▸ Exercise requirements
Output every record below exactly as it appears.

Begin

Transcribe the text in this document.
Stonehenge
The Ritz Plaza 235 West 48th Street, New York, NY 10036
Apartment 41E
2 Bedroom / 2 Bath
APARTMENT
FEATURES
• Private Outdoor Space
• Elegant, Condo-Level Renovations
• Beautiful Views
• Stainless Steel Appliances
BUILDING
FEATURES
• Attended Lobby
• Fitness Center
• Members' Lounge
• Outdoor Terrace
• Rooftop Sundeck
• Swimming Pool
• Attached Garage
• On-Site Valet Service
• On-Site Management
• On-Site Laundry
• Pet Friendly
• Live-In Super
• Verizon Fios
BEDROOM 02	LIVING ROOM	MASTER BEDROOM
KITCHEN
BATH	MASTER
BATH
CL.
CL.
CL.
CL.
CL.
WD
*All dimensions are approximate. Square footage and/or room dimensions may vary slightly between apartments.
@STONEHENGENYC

End

▸ Final answer
Transcribe the text in this document.
Stonehenge
The Ritz Plaza 235 West 48th Street, New York, NY 10036
Apartment 41E
2 Bedroom / 2 Bath
APARTMENT
FEATURES
• Private Outdoor Space
• Elegant, Condo-Level Renovations
• Beautiful Views
• Stainless Steel Appliances
BUILDING
FEATURES
• Attended Lobby
• Fitness Center
• Members' Lounge
• Outdoor Terrace
• Rooftop Sundeck
• Swimming Pool
• Attached Garage
• On-Site Valet Service
• On-Site Management
• On-Site Laundry
• Pet Friendly
• Live-In Super
• Verizon Fios
BEDROOM 02	LIVING ROOM	MASTER BEDROOM
KITCHEN
BATH	MASTER
BATH
CL.
CL.
CL.
CL.
CL.
WD
*All dimensions are approximate. Square footage and/or room dimensions may vary slightly between apartments.
@STONEHENGENYC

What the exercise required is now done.